THE DATA:
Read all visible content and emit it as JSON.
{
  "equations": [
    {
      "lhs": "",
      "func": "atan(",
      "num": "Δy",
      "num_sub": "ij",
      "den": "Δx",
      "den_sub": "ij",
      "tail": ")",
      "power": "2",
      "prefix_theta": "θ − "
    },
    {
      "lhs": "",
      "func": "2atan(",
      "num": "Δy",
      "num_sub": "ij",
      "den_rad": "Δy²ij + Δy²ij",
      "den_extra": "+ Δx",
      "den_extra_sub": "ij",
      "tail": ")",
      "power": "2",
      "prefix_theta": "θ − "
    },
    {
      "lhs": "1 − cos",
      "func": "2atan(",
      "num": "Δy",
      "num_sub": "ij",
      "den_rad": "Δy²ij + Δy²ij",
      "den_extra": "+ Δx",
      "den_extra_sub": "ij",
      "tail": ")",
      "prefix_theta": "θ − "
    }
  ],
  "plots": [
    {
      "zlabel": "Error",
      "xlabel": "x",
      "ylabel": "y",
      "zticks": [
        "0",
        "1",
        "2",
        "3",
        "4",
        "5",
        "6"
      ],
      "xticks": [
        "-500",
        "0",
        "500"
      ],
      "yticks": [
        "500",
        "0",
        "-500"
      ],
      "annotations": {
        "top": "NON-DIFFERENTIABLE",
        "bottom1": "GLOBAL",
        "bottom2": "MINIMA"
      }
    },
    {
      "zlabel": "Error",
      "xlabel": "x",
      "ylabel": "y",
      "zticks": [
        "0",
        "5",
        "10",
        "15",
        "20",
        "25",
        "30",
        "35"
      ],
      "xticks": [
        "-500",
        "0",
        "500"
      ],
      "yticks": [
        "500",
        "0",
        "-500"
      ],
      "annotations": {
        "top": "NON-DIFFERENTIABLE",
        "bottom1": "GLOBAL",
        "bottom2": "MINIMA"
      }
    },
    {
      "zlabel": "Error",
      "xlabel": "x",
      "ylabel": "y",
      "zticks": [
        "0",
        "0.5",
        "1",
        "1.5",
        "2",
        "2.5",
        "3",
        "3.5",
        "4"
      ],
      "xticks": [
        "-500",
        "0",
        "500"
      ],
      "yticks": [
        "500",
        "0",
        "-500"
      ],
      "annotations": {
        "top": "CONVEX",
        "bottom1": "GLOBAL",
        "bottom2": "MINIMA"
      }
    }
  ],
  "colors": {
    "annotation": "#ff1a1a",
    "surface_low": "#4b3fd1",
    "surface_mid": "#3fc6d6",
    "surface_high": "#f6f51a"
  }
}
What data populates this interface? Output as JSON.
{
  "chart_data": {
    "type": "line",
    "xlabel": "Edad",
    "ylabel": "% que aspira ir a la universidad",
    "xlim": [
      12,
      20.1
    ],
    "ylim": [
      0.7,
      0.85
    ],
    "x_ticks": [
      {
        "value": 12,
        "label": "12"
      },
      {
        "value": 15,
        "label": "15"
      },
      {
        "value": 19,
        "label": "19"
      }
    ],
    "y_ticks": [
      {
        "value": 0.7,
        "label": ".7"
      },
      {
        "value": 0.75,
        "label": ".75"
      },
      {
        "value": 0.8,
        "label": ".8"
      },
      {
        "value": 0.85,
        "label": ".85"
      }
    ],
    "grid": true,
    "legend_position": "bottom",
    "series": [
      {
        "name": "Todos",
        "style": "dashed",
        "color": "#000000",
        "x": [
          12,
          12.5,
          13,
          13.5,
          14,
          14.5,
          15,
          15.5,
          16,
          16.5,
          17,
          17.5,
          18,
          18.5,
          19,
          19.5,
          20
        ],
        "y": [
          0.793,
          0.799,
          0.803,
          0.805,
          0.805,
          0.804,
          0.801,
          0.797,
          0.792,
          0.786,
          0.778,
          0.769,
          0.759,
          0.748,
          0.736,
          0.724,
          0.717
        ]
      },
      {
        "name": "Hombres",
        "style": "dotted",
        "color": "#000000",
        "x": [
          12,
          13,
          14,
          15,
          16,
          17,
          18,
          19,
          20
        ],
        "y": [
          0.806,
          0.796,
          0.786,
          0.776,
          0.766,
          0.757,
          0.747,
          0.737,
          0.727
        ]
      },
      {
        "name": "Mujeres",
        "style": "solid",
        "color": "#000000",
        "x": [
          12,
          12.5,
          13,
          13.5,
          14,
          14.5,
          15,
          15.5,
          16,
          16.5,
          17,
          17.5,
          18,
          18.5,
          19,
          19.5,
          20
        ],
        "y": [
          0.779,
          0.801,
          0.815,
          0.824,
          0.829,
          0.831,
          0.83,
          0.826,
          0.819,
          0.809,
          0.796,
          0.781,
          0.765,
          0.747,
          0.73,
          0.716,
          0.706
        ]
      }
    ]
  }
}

BRIEF:
Exactly reproduce every line found in the records.

ANSWER TO THE PROBLEM:
Read all visible content and emit it as JSON.
{
  "equations": [
    {
      "lhs": "",
      "func": "atan(",
      "num": "Δy",
      "num_sub": "ij",
      "den": "Δx",
      "den_sub": "ij",
      "tail": ")",
      "power": "2",
      "prefix_theta": "θ − "
    },
    {
      "lhs": "",
      "func": "2atan(",
      "num": "Δy",
      "num_sub": "ij",
      "den_rad": "Δy²ij + Δy²ij",
      "den_extra": "+ Δx",
      "den_extra_sub": "ij",
      "tail": ")",
      "power": "2",
      "prefix_theta": "θ − "
    },
    {
      "lhs": "1 − cos",
      "func": "2atan(",
      "num": "Δy",
      "num_sub": "ij",
      "den_rad": "Δy²ij + Δy²ij",
      "den_extra": "+ Δx",
      "den_extra_sub": "ij",
      "tail": ")",
      "prefix_theta": "θ − "
    }
  ],
  "plots": [
    {
      "zlabel": "Error",
      "xlabel": "x",
      "ylabel": "y",
      "zticks": [
        "0",
        "1",
        "2",
        "3",
        "4",
        "5",
        "6"
      ],
      "xticks": [
        "-500",
        "0",
        "500"
      ],
      "yticks": [
        "500",
        "0",
        "-500"
      ],
      "annotations": {
        "top": "NON-DIFFERENTIABLE",
        "bottom1": "GLOBAL",
        "bottom2": "MINIMA"
      }
    },
    {
      "zlabel": "Error",
      "xlabel": "x",
      "ylabel": "y",
      "zticks": [
        "0",
        "5",
        "10",
        "15",
        "20",
        "25",
        "30",
        "35"
      ],
      "xticks": [
        "-500",
        "0",
        "500"
      ],
      "yticks": [
        "500",
        "0",
        "-500"
      ],
      "annotations": {
        "top": "NON-DIFFERENTIABLE",
        "bottom1": "GLOBAL",
        "bottom2": "MINIMA"
      }
    },
    {
      "zlabel": "Error",
      "xlabel": "x",
      "ylabel": "y",
      "zticks": [
        "0",
        "0.5",
        "1",
        "1.5",
        "2",
        "2.5",
        "3",
        "3.5",
        "4"
      ],
      "xticks": [
        "-500",
        "0",
        "500"
      ],
      "yticks": [
        "500",
        "0",
        "-500"
      ],
      "annotations": {
        "top": "CONVEX",
        "bottom1": "GLOBAL",
        "bottom2": "MINIMA"
      }
    }
  ],
  "colors": {
    "annotation": "#ff1a1a",
    "surface_low": "#4b3fd1",
    "surface_mid": "#3fc6d6",
    "surface_high": "#f6f51a"
  }
}
What data populates this interface? Output as JSON.
{
  "chart_data": {
    "type": "line",
    "xlabel": "Edad",
    "ylabel": "% que aspira ir a la universidad",
    "xlim": [
      12,
      20.1
    ],
    "ylim": [
      0.7,
      0.85
    ],
    "x_ticks": [
      {
        "value": 12,
        "label": "12"
      },
      {
        "value": 15,
        "label": "15"
      },
      {
        "value": 19,
        "label": "19"
      }
    ],
    "y_ticks": [
      {
        "value": 0.7,
        "label": ".7"
      },
      {
        "value": 0.75,
        "label": ".75"
      },
      {
        "value": 0.8,
        "label": ".8"
      },
      {
        "value": 0.85,
        "label": ".85"
      }
    ],
    "grid": true,
    "legend_position": "bottom",
    "series": [
      {
        "name": "Todos",
        "style": "dashed",
        "color": "#000000",
        "x": [
          12,
          12.5,
          13,
          13.5,
          14,
          14.5,
          15,
          15.5,
          16,
          16.5,
          17,
          17.5,
          18,
          18.5,
          19,
          19.5,
          20
        ],
        "y": [
          0.793,
          0.799,
          0.803,
          0.805,
          0.805,
          0.804,
          0.801,
          0.797,
          0.792,
          0.786,
          0.778,
          0.769,
          0.759,
          0.748,
          0.736,
          0.724,
          0.717
        ]
      },
      {
        "name": "Hombres",
        "style": "dotted",
        "color": "#000000",
        "x": [
          12,
          13,
          14,
          15,
          16,
          17,
          18,
          19,
          20
        ],
        "y": [
          0.806,
          0.796,
          0.786,
          0.776,
          0.766,
          0.757,
          0.747,
          0.737,
          0.727
        ]
      },
      {
        "name": "Mujeres",
        "style": "solid",
        "color": "#000000",
        "x": [
          12,
          12.5,
          13,
          13.5,
          14,
          14.5,
          15,
          15.5,
          16,
          16.5,
          17,
          17.5,
          18,
          18.5,
          19,
          19.5,
          20
        ],
        "y": [
          0.779,
          0.801,
          0.815,
          0.824,
          0.829,
          0.831,
          0.83,
          0.826,
          0.819,
          0.809,
          0.796,
          0.781,
          0.765,
          0.747,
          0.73,
          0.716,
          0.706
        ]
      }
    ]
  }
}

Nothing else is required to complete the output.